[START]
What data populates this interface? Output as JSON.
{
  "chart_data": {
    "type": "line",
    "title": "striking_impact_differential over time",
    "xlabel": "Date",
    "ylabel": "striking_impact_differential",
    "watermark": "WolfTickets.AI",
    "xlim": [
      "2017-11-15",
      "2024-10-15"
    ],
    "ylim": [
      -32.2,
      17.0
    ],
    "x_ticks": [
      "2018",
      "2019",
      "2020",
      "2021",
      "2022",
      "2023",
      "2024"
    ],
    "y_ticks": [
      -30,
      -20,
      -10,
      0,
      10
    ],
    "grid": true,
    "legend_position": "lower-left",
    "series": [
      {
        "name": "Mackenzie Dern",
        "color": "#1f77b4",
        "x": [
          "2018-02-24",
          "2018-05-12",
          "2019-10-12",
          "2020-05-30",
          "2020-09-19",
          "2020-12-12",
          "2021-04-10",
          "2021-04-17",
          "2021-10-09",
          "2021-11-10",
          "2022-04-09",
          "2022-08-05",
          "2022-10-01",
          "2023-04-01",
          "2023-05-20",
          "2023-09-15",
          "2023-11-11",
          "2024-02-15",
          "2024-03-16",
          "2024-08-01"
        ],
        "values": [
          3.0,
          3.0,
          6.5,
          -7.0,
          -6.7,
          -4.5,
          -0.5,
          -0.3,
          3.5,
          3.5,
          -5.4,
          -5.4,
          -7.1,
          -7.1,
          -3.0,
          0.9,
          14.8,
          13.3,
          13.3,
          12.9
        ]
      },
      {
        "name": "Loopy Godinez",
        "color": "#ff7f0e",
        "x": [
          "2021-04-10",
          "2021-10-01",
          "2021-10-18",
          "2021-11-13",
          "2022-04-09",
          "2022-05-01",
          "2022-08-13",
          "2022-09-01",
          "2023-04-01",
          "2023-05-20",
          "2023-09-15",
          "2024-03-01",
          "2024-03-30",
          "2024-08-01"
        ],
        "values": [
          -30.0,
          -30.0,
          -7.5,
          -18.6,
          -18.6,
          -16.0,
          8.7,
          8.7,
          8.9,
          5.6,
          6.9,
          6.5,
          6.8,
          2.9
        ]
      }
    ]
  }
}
[END]
What you have to do
Return the listing above in full, character for character.

Solution to this problem
What data populates this interface? Output as JSON.
{
  "chart_data": {
    "type": "line",
    "title": "striking_impact_differential over time",
    "xlabel": "Date",
    "ylabel": "striking_impact_differential",
    "watermark": "WolfTickets.AI",
    "xlim": [
      "2017-11-15",
      "2024-10-15"
    ],
    "ylim": [
      -32.2,
      17.0
    ],
    "x_ticks": [
      "2018",
      "2019",
      "2020",
      "2021",
      "2022",
      "2023",
      "2024"
    ],
    "y_ticks": [
      -30,
      -20,
      -10,
      0,
      10
    ],
    "grid": true,
    "legend_position": "lower-left",
    "series": [
      {
        "name": "Mackenzie Dern",
        "color": "#1f77b4",
        "x": [
          "2018-02-24",
          "2018-05-12",
          "2019-10-12",
          "2020-05-30",
          "2020-09-19",
          "2020-12-12",
          "2021-04-10",
          "2021-04-17",
          "2021-10-09",
          "2021-11-10",
          "2022-04-09",
          "2022-08-05",
          "2022-10-01",
          "2023-04-01",
          "2023-05-20",
          "2023-09-15",
          "2023-11-11",
          "2024-02-15",
          "2024-03-16",
          "2024-08-01"
        ],
        "values": [
          3.0,
          3.0,
          6.5,
          -7.0,
          -6.7,
          -4.5,
          -0.5,
          -0.3,
          3.5,
          3.5,
          -5.4,
          -5.4,
          -7.1,
          -7.1,
          -3.0,
          0.9,
          14.8,
          13.3,
          13.3,
          12.9
        ]
      },
      {
        "name": "Loopy Godinez",
        "color": "#ff7f0e",
        "x": [
          "2021-04-10",
          "2021-10-01",
          "2021-10-18",
          "2021-11-13",
          "2022-04-09",
          "2022-05-01",
          "2022-08-13",
          "2022-09-01",
          "2023-04-01",
          "2023-05-20",
          "2023-09-15",
          "2024-03-01",
          "2024-03-30",
          "2024-08-01"
        ],
        "values": [
          -30.0,
          -30.0,
          -7.5,
          -18.6,
          -18.6,
          -16.0,
          8.7,
          8.7,
          8.9,
          5.6,
          6.9,
          6.5,
          6.8,
          2.9
        ]
      }
    ]
  }
}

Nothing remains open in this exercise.